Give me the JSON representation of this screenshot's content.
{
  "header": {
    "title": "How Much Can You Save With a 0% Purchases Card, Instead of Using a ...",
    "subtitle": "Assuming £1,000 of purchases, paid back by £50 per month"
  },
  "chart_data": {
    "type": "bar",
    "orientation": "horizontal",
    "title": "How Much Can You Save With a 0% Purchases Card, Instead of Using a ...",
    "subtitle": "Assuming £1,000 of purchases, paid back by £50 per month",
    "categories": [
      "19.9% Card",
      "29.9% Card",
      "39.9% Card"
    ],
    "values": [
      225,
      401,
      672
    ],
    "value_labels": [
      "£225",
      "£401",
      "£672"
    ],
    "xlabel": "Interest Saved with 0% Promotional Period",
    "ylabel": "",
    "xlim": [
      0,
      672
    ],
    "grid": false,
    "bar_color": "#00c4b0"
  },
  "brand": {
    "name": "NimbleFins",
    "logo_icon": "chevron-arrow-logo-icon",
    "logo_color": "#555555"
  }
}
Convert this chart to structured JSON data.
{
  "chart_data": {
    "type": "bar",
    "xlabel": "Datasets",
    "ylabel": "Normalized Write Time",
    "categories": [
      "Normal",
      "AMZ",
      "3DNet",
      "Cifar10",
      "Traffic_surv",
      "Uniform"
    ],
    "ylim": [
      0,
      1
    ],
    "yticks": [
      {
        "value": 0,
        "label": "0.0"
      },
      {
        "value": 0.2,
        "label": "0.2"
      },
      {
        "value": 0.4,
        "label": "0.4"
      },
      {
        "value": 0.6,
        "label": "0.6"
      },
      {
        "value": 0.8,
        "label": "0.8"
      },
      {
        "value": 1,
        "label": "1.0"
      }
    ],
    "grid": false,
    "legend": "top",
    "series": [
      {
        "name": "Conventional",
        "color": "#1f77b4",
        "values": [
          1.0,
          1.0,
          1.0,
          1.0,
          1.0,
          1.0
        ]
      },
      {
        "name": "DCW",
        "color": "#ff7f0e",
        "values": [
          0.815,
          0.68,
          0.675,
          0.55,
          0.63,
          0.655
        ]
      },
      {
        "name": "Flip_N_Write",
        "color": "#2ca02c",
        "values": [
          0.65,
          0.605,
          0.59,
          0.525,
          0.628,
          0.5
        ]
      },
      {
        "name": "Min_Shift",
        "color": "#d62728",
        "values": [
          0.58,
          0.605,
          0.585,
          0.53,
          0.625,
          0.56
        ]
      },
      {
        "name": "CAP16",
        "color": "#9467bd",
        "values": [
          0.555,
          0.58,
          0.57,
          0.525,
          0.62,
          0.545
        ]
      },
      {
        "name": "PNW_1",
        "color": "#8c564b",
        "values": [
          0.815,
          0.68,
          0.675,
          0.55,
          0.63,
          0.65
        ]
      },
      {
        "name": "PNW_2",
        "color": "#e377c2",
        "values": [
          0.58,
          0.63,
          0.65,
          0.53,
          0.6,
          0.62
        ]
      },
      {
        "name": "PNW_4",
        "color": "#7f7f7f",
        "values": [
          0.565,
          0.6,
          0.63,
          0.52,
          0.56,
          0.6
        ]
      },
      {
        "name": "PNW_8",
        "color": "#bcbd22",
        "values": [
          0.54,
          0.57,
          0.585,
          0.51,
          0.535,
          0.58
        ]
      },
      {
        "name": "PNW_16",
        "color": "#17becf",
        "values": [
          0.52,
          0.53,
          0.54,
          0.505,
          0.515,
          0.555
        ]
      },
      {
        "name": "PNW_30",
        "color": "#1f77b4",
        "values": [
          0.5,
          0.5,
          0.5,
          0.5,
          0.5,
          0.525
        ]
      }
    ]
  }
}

▶ [What is required]
All of the records must be retyped exactly as they are.

▶ [Result below]
Give me the JSON representation of this screenshot's content.
{
  "header": {
    "title": "How Much Can You Save With a 0% Purchases Card, Instead of Using a ...",
    "subtitle": "Assuming £1,000 of purchases, paid back by £50 per month"
  },
  "chart_data": {
    "type": "bar",
    "orientation": "horizontal",
    "title": "How Much Can You Save With a 0% Purchases Card, Instead of Using a ...",
    "subtitle": "Assuming £1,000 of purchases, paid back by £50 per month",
    "categories": [
      "19.9% Card",
      "29.9% Card",
      "39.9% Card"
    ],
    "values": [
      225,
      401,
      672
    ],
    "value_labels": [
      "£225",
      "£401",
      "£672"
    ],
    "xlabel": "Interest Saved with 0% Promotional Period",
    "ylabel": "",
    "xlim": [
      0,
      672
    ],
    "grid": false,
    "bar_color": "#00c4b0"
  },
  "brand": {
    "name": "NimbleFins",
    "logo_icon": "chevron-arrow-logo-icon",
    "logo_color": "#555555"
  }
}
Convert this chart to structured JSON data.
{
  "chart_data": {
    "type": "bar",
    "xlabel": "Datasets",
    "ylabel": "Normalized Write Time",
    "categories": [
      "Normal",
      "AMZ",
      "3DNet",
      "Cifar10",
      "Traffic_surv",
      "Uniform"
    ],
    "ylim": [
      0,
      1
    ],
    "yticks": [
      {
        "value": 0,
        "label": "0.0"
      },
      {
        "value": 0.2,
        "label": "0.2"
      },
      {
        "value": 0.4,
        "label": "0.4"
      },
      {
        "value": 0.6,
        "label": "0.6"
      },
      {
        "value": 0.8,
        "label": "0.8"
      },
      {
        "value": 1,
        "label": "1.0"
      }
    ],
    "grid": false,
    "legend": "top",
    "series": [
      {
        "name": "Conventional",
        "color": "#1f77b4",
        "values": [
          1.0,
          1.0,
          1.0,
          1.0,
          1.0,
          1.0
        ]
      },
      {
        "name": "DCW",
        "color": "#ff7f0e",
        "values": [
          0.815,
          0.68,
          0.675,
          0.55,
          0.63,
          0.655
        ]
      },
      {
        "name": "Flip_N_Write",
        "color": "#2ca02c",
        "values": [
          0.65,
          0.605,
          0.59,
          0.525,
          0.628,
          0.5
        ]
      },
      {
        "name": "Min_Shift",
        "color": "#d62728",
        "values": [
          0.58,
          0.605,
          0.585,
          0.53,
          0.625,
          0.56
        ]
      },
      {
        "name": "CAP16",
        "color": "#9467bd",
        "values": [
          0.555,
          0.58,
          0.57,
          0.525,
          0.62,
          0.545
        ]
      },
      {
        "name": "PNW_1",
        "color": "#8c564b",
        "values": [
          0.815,
          0.68,
          0.675,
          0.55,
          0.63,
          0.65
        ]
      },
      {
        "name": "PNW_2",
        "color": "#e377c2",
        "values": [
          0.58,
          0.63,
          0.65,
          0.53,
          0.6,
          0.62
        ]
      },
      {
        "name": "PNW_4",
        "color": "#7f7f7f",
        "values": [
          0.565,
          0.6,
          0.63,
          0.52,
          0.56,
          0.6
        ]
      },
      {
        "name": "PNW_8",
        "color": "#bcbd22",
        "values": [
          0.54,
          0.57,
          0.585,
          0.51,
          0.535,
          0.58
        ]
      },
      {
        "name": "PNW_16",
        "color": "#17becf",
        "values": [
          0.52,
          0.53,
          0.54,
          0.505,
          0.515,
          0.555
        ]
      },
      {
        "name": "PNW_30",
        "color": "#1f77b4",
        "values": [
          0.5,
          0.5,
          0.5,
          0.5,
          0.5,
          0.525
        ]
      }
    ]
  }
}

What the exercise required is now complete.